### DIRECTIVE
Indicate only the number of lines in the listing below in which the word "hamburger" appears.

### RECORDS SUPPLIED

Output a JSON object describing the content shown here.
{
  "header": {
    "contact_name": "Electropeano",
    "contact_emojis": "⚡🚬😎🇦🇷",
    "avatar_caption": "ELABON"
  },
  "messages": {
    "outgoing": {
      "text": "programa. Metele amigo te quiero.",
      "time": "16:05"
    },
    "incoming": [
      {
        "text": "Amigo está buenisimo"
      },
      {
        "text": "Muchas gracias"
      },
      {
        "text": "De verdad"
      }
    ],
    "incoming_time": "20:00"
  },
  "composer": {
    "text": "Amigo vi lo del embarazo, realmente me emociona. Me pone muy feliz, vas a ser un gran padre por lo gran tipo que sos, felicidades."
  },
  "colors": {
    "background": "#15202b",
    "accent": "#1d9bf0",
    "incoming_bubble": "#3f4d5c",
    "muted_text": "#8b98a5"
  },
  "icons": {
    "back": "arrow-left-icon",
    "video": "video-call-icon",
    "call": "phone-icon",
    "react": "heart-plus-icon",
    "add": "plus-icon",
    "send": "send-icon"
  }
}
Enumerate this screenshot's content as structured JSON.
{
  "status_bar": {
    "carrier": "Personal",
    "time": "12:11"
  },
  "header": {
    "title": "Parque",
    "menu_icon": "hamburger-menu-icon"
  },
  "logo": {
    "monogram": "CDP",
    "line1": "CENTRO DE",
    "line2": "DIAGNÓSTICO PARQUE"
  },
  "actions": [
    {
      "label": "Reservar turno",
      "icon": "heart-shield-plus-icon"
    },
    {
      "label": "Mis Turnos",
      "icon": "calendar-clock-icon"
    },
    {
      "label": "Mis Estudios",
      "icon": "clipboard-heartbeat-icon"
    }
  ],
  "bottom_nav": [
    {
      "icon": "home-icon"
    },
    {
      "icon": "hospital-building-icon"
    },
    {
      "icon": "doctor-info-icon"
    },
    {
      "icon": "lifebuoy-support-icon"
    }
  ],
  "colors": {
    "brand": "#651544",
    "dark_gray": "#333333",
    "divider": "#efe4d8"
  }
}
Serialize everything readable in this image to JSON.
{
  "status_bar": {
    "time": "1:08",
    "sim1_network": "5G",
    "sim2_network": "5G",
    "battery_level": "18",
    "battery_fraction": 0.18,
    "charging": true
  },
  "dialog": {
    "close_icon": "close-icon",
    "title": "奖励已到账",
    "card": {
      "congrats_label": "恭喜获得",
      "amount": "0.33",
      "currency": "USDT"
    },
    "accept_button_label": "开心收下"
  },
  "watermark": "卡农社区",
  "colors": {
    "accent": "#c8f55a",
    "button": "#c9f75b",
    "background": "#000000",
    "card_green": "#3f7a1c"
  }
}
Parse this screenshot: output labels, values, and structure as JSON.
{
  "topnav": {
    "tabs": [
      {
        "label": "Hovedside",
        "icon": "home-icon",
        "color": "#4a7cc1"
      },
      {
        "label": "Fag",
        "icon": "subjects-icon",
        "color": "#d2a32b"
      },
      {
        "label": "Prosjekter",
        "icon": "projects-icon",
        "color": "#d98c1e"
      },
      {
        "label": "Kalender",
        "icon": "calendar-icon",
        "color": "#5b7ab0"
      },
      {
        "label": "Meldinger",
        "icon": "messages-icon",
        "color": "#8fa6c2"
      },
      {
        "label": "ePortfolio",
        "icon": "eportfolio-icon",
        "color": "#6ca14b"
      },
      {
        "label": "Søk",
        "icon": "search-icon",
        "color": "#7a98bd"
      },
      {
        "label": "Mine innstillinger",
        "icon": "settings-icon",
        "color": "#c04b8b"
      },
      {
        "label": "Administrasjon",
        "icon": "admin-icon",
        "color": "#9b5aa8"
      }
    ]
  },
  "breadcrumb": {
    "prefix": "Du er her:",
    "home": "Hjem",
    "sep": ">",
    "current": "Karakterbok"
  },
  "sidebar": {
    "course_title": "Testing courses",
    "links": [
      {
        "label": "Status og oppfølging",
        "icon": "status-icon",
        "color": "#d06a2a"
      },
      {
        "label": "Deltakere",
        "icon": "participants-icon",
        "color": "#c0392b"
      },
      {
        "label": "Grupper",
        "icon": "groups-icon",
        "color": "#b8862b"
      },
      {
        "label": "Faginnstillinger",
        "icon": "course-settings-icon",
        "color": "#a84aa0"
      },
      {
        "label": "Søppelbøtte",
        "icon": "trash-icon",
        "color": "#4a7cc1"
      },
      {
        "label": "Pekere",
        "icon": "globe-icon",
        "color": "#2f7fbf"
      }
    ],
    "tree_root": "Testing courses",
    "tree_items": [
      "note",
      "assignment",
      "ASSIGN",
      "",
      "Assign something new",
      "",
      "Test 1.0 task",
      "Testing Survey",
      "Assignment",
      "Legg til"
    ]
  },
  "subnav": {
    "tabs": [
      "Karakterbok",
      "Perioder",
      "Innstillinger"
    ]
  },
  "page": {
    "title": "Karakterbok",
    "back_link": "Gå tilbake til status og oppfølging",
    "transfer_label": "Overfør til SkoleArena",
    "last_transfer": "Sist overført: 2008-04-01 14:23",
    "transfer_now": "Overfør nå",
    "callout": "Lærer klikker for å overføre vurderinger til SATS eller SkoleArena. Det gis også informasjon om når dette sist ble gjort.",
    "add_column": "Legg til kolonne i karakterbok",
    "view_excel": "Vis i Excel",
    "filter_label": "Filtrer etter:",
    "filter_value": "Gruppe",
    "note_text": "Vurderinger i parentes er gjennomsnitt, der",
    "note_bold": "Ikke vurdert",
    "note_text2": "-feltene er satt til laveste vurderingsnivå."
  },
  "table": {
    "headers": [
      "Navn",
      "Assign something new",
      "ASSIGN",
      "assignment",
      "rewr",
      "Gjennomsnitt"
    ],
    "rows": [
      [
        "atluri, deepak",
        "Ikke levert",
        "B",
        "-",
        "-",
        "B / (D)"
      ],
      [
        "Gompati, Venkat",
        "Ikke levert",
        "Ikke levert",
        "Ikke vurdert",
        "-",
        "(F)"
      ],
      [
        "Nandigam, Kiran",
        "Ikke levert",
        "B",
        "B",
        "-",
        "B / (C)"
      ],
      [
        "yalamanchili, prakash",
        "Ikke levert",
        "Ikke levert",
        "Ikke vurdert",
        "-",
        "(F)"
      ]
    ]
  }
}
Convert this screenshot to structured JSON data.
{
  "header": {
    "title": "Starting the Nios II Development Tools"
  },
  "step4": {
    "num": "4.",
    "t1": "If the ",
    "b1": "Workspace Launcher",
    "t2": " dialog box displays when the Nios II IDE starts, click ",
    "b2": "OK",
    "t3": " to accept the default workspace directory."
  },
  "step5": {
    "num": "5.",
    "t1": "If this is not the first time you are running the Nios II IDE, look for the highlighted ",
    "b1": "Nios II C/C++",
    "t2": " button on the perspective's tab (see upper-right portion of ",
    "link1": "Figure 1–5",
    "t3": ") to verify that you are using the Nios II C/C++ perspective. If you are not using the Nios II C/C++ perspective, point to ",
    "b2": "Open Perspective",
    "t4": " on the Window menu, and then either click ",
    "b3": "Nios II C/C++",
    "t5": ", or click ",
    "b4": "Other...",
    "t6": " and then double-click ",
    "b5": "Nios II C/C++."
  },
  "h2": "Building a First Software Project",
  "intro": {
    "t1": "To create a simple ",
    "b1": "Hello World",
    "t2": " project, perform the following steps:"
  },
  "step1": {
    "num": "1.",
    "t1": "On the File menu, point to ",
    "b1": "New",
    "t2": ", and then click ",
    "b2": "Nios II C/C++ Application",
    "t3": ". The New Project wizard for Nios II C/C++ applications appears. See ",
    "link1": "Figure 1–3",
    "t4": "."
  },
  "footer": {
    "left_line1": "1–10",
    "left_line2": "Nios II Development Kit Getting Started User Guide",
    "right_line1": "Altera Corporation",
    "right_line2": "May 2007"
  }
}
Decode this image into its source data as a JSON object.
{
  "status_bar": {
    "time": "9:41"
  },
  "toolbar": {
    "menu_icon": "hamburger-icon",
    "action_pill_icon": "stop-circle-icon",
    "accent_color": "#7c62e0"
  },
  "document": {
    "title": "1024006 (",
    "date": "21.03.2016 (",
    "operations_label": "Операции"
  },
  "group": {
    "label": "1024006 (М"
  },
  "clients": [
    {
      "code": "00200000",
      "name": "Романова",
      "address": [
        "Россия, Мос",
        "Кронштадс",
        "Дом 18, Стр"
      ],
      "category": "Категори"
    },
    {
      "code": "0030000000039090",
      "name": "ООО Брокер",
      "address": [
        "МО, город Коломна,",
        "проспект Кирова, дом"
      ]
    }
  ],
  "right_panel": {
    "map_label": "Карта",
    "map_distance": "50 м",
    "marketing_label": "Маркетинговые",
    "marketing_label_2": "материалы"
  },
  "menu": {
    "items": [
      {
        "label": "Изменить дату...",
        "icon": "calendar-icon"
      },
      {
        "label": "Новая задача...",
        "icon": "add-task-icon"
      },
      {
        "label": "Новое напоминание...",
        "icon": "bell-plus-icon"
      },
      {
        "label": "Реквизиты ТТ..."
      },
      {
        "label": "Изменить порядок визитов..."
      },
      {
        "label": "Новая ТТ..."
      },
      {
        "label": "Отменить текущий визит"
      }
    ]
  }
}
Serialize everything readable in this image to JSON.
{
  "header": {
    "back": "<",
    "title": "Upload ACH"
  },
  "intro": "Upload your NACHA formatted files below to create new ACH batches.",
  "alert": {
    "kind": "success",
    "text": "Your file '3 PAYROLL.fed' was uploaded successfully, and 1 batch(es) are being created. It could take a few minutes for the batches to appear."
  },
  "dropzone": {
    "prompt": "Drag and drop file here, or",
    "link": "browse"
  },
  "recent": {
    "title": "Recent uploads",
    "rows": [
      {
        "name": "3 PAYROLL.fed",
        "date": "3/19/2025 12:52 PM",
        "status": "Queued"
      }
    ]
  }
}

### REPLY
2